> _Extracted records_
◇ ◇ ◇ ◇ ◇ ◇ ◇

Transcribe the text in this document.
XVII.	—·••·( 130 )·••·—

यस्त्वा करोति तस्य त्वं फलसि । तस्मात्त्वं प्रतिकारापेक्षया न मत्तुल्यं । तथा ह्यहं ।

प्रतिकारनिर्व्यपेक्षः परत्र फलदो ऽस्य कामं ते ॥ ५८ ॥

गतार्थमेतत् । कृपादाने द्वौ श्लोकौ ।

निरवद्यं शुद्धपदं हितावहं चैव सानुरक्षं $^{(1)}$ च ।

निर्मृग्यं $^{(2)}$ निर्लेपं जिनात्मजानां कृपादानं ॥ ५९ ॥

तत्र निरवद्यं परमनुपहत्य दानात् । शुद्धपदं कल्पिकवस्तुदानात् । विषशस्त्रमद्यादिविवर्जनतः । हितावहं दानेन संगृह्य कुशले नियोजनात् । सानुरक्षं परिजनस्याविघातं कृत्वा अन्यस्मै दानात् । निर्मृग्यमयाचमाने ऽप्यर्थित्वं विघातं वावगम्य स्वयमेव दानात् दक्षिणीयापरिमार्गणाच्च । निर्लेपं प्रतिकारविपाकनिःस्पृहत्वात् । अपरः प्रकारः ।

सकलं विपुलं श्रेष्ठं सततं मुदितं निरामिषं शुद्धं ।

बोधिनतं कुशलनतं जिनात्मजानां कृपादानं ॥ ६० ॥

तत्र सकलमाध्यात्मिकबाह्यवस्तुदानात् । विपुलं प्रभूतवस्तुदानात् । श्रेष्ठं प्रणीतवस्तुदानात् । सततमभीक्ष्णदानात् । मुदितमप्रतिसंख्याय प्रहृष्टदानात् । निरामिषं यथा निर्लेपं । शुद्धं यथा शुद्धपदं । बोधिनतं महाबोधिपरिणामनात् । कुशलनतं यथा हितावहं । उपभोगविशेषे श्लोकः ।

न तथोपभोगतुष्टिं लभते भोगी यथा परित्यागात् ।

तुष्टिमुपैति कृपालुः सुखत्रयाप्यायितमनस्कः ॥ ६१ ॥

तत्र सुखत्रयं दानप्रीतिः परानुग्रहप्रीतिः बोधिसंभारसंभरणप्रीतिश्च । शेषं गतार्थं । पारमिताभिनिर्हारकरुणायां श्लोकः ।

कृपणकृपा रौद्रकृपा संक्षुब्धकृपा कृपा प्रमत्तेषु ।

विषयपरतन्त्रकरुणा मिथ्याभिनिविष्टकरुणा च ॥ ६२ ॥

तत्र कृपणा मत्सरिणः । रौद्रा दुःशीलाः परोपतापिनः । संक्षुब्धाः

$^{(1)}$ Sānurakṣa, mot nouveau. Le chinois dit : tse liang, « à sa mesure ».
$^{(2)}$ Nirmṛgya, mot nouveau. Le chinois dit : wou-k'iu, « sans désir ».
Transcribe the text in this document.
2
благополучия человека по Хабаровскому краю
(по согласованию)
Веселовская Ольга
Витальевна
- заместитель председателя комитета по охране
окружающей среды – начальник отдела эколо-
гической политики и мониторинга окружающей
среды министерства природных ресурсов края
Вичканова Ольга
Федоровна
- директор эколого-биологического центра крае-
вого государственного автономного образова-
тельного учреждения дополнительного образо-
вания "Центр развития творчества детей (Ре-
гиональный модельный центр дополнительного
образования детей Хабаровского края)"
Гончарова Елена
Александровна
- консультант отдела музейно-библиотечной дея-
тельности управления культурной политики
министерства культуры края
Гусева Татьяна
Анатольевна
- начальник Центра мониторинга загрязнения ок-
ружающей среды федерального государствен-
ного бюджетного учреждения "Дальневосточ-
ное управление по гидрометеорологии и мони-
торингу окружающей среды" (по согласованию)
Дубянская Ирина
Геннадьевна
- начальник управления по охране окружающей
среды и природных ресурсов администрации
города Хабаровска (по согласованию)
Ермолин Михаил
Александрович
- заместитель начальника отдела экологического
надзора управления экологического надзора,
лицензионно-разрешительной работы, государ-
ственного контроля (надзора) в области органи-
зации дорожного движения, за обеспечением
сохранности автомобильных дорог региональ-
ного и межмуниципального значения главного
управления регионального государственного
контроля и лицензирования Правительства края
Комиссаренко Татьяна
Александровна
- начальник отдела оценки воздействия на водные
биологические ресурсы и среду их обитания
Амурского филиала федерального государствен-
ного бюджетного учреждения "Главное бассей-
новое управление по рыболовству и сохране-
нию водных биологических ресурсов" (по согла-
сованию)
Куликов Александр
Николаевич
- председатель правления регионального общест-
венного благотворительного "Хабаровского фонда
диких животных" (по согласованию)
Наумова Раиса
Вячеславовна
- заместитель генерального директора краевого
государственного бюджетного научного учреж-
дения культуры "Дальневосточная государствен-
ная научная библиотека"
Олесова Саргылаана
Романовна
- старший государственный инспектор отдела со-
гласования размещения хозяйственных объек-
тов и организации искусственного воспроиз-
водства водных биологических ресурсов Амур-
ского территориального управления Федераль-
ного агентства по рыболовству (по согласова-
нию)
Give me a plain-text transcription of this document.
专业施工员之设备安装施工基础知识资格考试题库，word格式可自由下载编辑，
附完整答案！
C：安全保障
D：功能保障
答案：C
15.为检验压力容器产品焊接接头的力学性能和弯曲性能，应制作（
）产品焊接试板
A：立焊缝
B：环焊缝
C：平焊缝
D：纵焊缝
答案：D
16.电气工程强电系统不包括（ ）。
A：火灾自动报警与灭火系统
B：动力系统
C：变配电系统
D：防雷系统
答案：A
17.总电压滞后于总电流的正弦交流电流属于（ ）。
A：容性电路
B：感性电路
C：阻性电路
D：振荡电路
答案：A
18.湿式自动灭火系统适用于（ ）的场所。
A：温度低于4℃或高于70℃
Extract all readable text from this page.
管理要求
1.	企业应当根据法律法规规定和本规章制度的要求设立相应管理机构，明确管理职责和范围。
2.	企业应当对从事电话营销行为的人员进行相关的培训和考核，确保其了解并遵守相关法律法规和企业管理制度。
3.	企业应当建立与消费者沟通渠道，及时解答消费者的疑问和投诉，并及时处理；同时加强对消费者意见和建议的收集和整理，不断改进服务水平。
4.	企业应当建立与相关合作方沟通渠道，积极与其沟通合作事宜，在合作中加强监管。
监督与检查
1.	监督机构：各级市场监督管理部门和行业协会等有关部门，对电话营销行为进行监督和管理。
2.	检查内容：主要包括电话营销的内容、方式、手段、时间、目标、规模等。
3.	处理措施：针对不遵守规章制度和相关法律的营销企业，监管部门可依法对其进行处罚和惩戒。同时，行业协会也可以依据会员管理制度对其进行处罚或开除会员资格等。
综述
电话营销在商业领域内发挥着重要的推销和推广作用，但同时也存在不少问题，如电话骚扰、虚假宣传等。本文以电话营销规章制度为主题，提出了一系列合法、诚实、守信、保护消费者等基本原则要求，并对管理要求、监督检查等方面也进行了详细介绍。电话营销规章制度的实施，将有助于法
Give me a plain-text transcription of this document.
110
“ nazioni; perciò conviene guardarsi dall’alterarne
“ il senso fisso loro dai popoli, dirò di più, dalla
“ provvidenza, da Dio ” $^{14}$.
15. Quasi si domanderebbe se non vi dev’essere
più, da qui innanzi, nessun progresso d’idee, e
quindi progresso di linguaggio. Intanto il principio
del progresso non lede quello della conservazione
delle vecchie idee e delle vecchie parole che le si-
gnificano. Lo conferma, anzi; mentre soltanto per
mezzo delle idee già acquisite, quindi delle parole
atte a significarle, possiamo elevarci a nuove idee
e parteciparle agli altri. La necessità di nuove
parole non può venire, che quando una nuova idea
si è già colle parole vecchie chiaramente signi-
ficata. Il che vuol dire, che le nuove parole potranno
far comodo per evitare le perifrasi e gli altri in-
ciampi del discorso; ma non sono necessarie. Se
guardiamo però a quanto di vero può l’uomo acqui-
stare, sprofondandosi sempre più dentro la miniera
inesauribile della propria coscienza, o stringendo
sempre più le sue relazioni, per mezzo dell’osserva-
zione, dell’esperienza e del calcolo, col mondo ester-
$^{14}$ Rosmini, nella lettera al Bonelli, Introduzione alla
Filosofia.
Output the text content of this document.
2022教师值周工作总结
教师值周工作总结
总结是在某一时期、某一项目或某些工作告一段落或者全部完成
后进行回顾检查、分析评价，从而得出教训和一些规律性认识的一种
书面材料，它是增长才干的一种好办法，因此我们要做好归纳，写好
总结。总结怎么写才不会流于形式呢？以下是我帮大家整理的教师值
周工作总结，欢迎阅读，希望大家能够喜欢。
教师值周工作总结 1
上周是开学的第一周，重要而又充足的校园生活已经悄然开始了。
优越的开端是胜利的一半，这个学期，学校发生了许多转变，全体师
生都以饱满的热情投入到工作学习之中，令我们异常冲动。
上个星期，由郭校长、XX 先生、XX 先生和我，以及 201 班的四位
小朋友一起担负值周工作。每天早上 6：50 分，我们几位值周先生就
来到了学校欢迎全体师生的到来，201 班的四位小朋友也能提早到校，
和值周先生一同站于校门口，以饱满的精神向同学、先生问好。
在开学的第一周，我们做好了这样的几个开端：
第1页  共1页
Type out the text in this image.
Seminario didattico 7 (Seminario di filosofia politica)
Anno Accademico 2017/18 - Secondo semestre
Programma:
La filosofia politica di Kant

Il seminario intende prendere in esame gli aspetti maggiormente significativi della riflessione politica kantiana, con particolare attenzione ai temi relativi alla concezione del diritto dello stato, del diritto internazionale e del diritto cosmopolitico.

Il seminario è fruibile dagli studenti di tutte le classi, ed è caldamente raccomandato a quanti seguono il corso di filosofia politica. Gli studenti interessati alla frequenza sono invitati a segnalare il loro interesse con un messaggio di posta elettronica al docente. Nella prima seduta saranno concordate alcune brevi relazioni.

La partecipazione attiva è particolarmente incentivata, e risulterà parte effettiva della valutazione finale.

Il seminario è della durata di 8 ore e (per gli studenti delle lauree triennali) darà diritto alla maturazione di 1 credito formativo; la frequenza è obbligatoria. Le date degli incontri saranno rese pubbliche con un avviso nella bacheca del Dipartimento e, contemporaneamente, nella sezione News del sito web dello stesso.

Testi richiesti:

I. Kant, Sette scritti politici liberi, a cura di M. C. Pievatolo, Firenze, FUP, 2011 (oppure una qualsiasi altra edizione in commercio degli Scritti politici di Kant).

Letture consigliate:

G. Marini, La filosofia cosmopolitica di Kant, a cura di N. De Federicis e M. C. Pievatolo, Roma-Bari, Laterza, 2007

◇ ◇ ◇ ◇ ◇ ◇ ◇

> _Objective_
Pick out the lines containing the string "text".

> _In response_
Transcribe the text in this document.
Transcribe the text in this document.
Give me a plain-text transcription of this document.
Extract all readable text from this page.
Give me a plain-text transcription of this document.
Output the text content of this document.
Type out the text in this image.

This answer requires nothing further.